Omit all images. Transcribe the rest of the material below exactly.

[start of DATA SHOWN]

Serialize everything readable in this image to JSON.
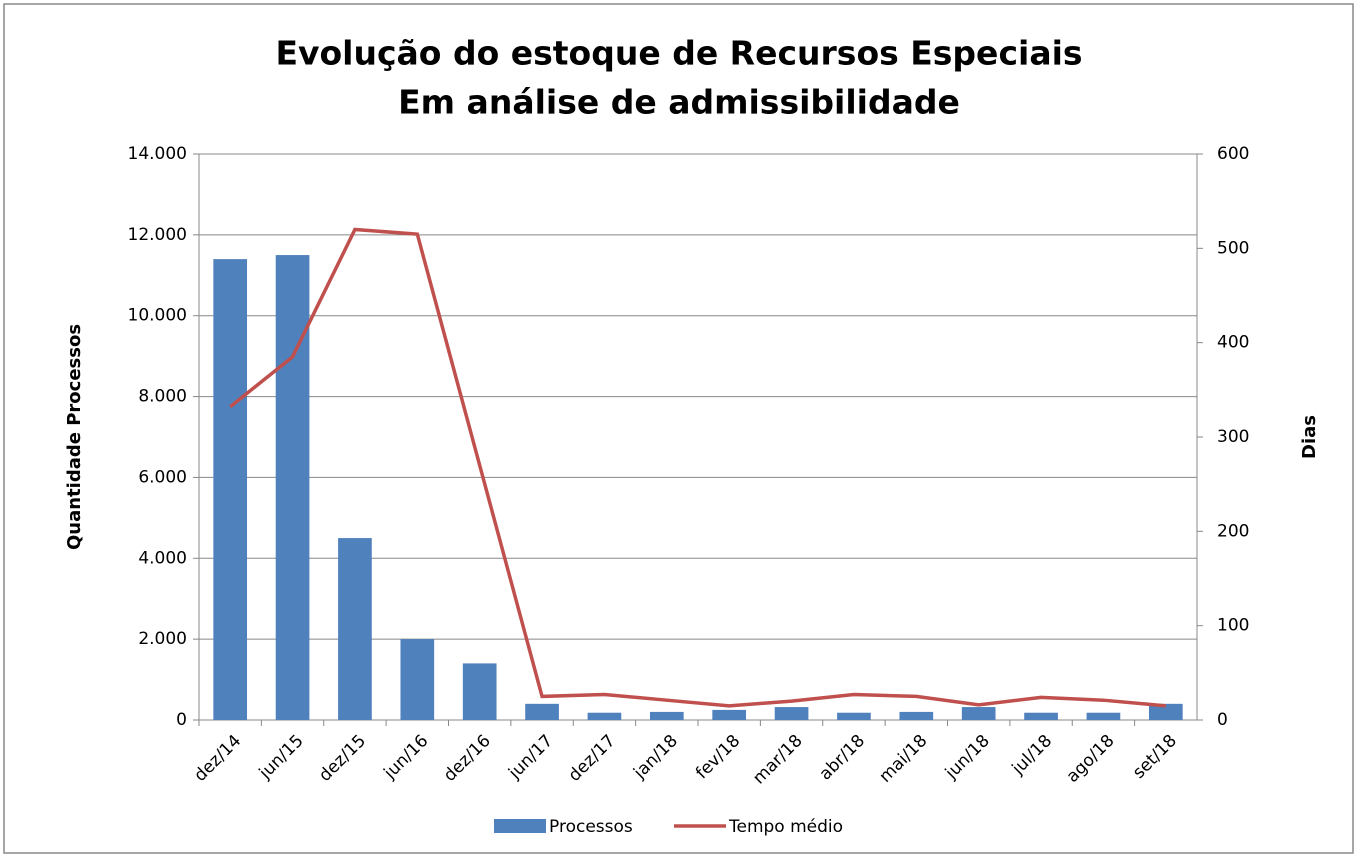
{
  "chart_data": {
    "type": "bar_line",
    "title": "Evolução do estoque de Recursos Especiais",
    "subtitle": "Em análise de admissibilidade",
    "y_label": "Quantidade Processos",
    "y2_label": "Dias",
    "categories": [
      "dez/14",
      "jun/15",
      "dez/15",
      "jun/16",
      "dez/16",
      "jun/17",
      "dez/17",
      "jan/18",
      "fev/18",
      "mar/18",
      "abr/18",
      "mai/18",
      "jun/18",
      "jul/18",
      "ago/18",
      "set/18"
    ],
    "series": [
      {
        "name": "Processos",
        "type": "bar",
        "color": "#4f81bd",
        "values": [
          11400,
          11500,
          4500,
          2000,
          1400,
          400,
          180,
          200,
          250,
          320,
          180,
          200,
          320,
          180,
          180,
          400
        ]
      },
      {
        "name": "Tempo médio",
        "type": "line",
        "axis": "y2",
        "color": "#c0504d",
        "values": [
          332,
          385,
          520,
          515,
          270,
          25,
          27,
          21,
          15,
          20,
          27,
          25,
          16,
          24,
          21,
          15
        ]
      }
    ],
    "ylim": [
      0,
      14000
    ],
    "yticks": [
      0,
      {
        "value": 2000,
        "label": "2.000"
      },
      {
        "value": 4000,
        "label": "4.000"
      },
      {
        "value": 6000,
        "label": "6.000"
      },
      {
        "value": 8000,
        "label": "8.000"
      },
      {
        "value": 10000,
        "label": "10.000"
      },
      {
        "value": 12000,
        "label": "12.000"
      },
      {
        "value": 14000,
        "label": "14.000"
      }
    ],
    "y2lim": [
      0,
      600
    ],
    "y2ticks": [
      0,
      100,
      200,
      300,
      400,
      500,
      600
    ],
    "grid": true,
    "legend": "bottom"
  }
}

[end of DATA SHOWN]

## RESPONSE FOR THIS EXERCISE
Serialize everything readable in this image to JSON.
{
  "chart_data": {
    "type": "bar_line",
    "title": "Evolução do estoque de Recursos Especiais",
    "subtitle": "Em análise de admissibilidade",
    "y_label": "Quantidade Processos",
    "y2_label": "Dias",
    "categories": [
      "dez/14",
      "jun/15",
      "dez/15",
      "jun/16",
      "dez/16",
      "jun/17",
      "dez/17",
      "jan/18",
      "fev/18",
      "mar/18",
      "abr/18",
      "mai/18",
      "jun/18",
      "jul/18",
      "ago/18",
      "set/18"
    ],
    "series": [
      {
        "name": "Processos",
        "type": "bar",
        "color": "#4f81bd",
        "values": [
          11400,
          11500,
          4500,
          2000,
          1400,
          400,
          180,
          200,
          250,
          320,
          180,
          200,
          320,
          180,
          180,
          400
        ]
      },
      {
        "name": "Tempo médio",
        "type": "line",
        "axis": "y2",
        "color": "#c0504d",
        "values": [
          332,
          385,
          520,
          515,
          270,
          25,
          27,
          21,
          15,
          20,
          27,
          25,
          16,
          24,
          21,
          15
        ]
      }
    ],
    "ylim": [
      0,
      14000
    ],
    "yticks": [
      0,
      {
        "value": 2000,
        "label": "2.000"
      },
      {
        "value": 4000,
        "label": "4.000"
      },
      {
        "value": 6000,
        "label": "6.000"
      },
      {
        "value": 8000,
        "label": "8.000"
      },
      {
        "value": 10000,
        "label": "10.000"
      },
      {
        "value": 12000,
        "label": "12.000"
      },
      {
        "value": 14000,
        "label": "14.000"
      }
    ],
    "y2lim": [
      0,
      600
    ],
    "y2ticks": [
      0,
      100,
      200,
      300,
      400,
      500,
      600
    ],
    "grid": true,
    "legend": "bottom"
  }
}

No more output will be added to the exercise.